| What to do |
Print every record below exactly as it stands.

Records from a data collection:
▬▬▬

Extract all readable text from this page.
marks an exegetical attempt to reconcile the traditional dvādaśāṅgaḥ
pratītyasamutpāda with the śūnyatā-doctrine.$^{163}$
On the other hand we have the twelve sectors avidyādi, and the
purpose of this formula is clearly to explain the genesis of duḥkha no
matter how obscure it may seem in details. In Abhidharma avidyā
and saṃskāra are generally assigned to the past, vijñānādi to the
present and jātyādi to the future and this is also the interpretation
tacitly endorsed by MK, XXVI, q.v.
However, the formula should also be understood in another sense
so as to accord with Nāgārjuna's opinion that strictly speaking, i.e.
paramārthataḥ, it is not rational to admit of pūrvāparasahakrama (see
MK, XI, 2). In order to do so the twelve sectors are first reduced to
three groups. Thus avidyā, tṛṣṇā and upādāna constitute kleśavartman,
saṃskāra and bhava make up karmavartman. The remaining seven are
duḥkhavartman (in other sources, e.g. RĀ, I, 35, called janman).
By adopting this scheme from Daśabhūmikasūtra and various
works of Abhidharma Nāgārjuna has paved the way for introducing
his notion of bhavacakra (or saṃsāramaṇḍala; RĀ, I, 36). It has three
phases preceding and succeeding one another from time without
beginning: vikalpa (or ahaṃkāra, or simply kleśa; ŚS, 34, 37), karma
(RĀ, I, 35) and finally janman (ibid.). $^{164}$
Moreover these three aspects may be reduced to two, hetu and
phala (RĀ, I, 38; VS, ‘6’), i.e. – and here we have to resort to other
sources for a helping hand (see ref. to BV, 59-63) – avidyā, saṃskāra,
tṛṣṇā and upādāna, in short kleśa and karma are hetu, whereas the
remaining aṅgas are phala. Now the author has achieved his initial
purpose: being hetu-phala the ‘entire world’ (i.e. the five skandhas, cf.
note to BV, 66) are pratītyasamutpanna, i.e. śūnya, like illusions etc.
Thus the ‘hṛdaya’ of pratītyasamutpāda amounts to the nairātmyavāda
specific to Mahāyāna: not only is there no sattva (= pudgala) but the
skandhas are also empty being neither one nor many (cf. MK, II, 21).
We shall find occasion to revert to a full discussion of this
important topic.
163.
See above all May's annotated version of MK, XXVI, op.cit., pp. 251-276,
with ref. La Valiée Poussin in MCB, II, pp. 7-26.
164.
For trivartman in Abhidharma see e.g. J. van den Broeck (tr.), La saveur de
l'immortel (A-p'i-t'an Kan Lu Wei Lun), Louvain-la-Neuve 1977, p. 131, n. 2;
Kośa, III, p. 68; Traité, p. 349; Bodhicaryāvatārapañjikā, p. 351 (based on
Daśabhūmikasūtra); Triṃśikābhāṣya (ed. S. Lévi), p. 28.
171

▬▬▬

| Solution for this task |
Extract all readable text from this page.
marks an exegetical attempt to reconcile the traditional dvādaśāṅgaḥ
pratītyasamutpāda with the śūnyatā-doctrine.$^{163}$
On the other hand we have the twelve sectors avidyādi, and the
purpose of this formula is clearly to explain the genesis of duḥkha no
matter how obscure it may seem in details. In Abhidharma avidyā
and saṃskāra are generally assigned to the past, vijñānādi to the
present and jātyādi to the future and this is also the interpretation
tacitly endorsed by MK, XXVI, q.v.
However, the formula should also be understood in another sense
so as to accord with Nāgārjuna's opinion that strictly speaking, i.e.
paramārthataḥ, it is not rational to admit of pūrvāparasahakrama (see
MK, XI, 2). In order to do so the twelve sectors are first reduced to
three groups. Thus avidyā, tṛṣṇā and upādāna constitute kleśavartman,
saṃskāra and bhava make up karmavartman. The remaining seven are
duḥkhavartman (in other sources, e.g. RĀ, I, 35, called janman).
By adopting this scheme from Daśabhūmikasūtra and various
works of Abhidharma Nāgārjuna has paved the way for introducing
his notion of bhavacakra (or saṃsāramaṇḍala; RĀ, I, 36). It has three
phases preceding and succeeding one another from time without
beginning: vikalpa (or ahaṃkāra, or simply kleśa; ŚS, 34, 37), karma
(RĀ, I, 35) and finally janman (ibid.). $^{164}$
Moreover these three aspects may be reduced to two, hetu and
phala (RĀ, I, 38; VS, ‘6’), i.e. – and here we have to resort to other
sources for a helping hand (see ref. to BV, 59-63) – avidyā, saṃskāra,
tṛṣṇā and upādāna, in short kleśa and karma are hetu, whereas the
remaining aṅgas are phala. Now the author has achieved his initial
purpose: being hetu-phala the ‘entire world’ (i.e. the five skandhas, cf.
note to BV, 66) are pratītyasamutpanna, i.e. śūnya, like illusions etc.
Thus the ‘hṛdaya’ of pratītyasamutpāda amounts to the nairātmyavāda
specific to Mahāyāna: not only is there no sattva (= pudgala) but the
skandhas are also empty being neither one nor many (cf. MK, II, 21).
We shall find occasion to revert to a full discussion of this
important topic.
163.
See above all May's annotated version of MK, XXVI, op.cit., pp. 251-276,
with ref. La Valiée Poussin in MCB, II, pp. 7-26.
164.
For trivartman in Abhidharma see e.g. J. van den Broeck (tr.), La saveur de
l'immortel (A-p'i-t'an Kan Lu Wei Lun), Louvain-la-Neuve 1977, p. 131, n. 2;
Kośa, III, p. 68; Traité, p. 349; Bodhicaryāvatārapañjikā, p. 351 (based on
Daśabhūmikasūtra); Triṃśikābhāṣya (ed. S. Lévi), p. 28.
171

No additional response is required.